## Data lines
☆ ☆ ☆ ☆
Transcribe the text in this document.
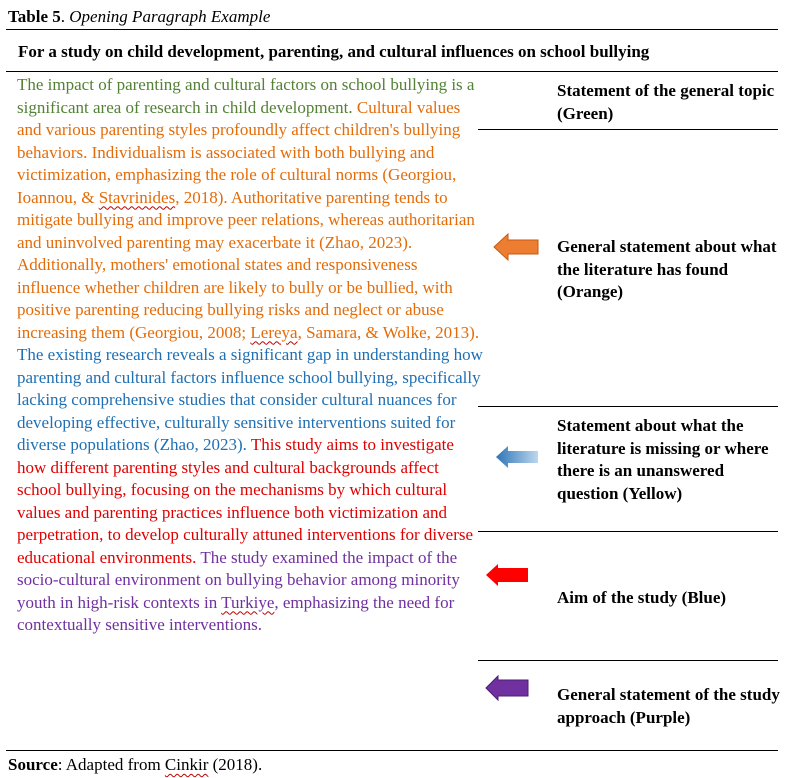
Table 5. Opening Paragraph Example
For a study on child development, parenting, and cultural influences on school bullying
The impact of parenting and cultural factors on school bullying is a significant area of research in child development. Cultural values and various parenting styles profoundly affect children's bullying behaviors. Individualism is associated with both bullying and victimization, emphasizing the role of cultural norms (Georgiou, Ioannou, & Stavrinides, 2018). Authoritative parenting tends to mitigate bullying and improve peer relations, whereas authoritarian and uninvolved parenting may exacerbate it (Zhao, 2023). Additionally, mothers' emotional states and responsiveness influence whether children are likely to bully or be bullied, with positive parenting reducing bullying risks and neglect or abuse increasing them (Georgiou, 2008; Lereya, Samara, & Wolke, 2013). The existing research reveals a significant gap in understanding how parenting and cultural factors influence school bullying, specifically lacking comprehensive studies that consider cultural nuances for developing effective, culturally sensitive interventions suited for diverse populations (Zhao, 2023). This study aims to investigate how different parenting styles and cultural backgrounds affect school bullying, focusing on the mechanisms by which cultural values and parenting practices influence both victimization and perpetration, to develop culturally attuned interventions for diverse educational environments. The study examined the impact of the socio-cultural environment on bullying behavior among minority youth in high-risk contexts in Turkiye, emphasizing the need for contextually sensitive interventions.
Statement of the general topic (Green)
General statement about what the literature has found (Orange)
Statement about what the literature is missing or where there is an unanswered question (Yellow)
Aim of the study (Blue)
General statement of the study approach (Purple)
Source: Adapted from Cinkir (2018).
☆ ☆ ☆ ☆
## Given request
Omit the pictures and output all of the other material exactly.

## Exercise response
Transcribe the text in this document.
Table 5. Opening Paragraph Example
For a study on child development, parenting, and cultural influences on school bullying
The impact of parenting and cultural factors on school bullying is a significant area of research in child development. Cultural values and various parenting styles profoundly affect children's bullying behaviors. Individualism is associated with both bullying and victimization, emphasizing the role of cultural norms (Georgiou, Ioannou, & Stavrinides, 2018). Authoritative parenting tends to mitigate bullying and improve peer relations, whereas authoritarian and uninvolved parenting may exacerbate it (Zhao, 2023). Additionally, mothers' emotional states and responsiveness influence whether children are likely to bully or be bullied, with positive parenting reducing bullying risks and neglect or abuse increasing them (Georgiou, 2008; Lereya, Samara, & Wolke, 2013). The existing research reveals a significant gap in understanding how parenting and cultural factors influence school bullying, specifically lacking comprehensive studies that consider cultural nuances for developing effective, culturally sensitive interventions suited for diverse populations (Zhao, 2023). This study aims to investigate how different parenting styles and cultural backgrounds affect school bullying, focusing on the mechanisms by which cultural values and parenting practices influence both victimization and perpetration, to develop culturally attuned interventions for diverse educational environments. The study examined the impact of the socio-cultural environment on bullying behavior among minority youth in high-risk contexts in Turkiye, emphasizing the need for contextually sensitive interventions.
Statement of the general topic (Green)
General statement about what the literature has found (Orange)
Statement about what the literature is missing or where there is an unanswered question (Yellow)
Aim of the study (Blue)
General statement of the study approach (Purple)
Source: Adapted from Cinkir (2018).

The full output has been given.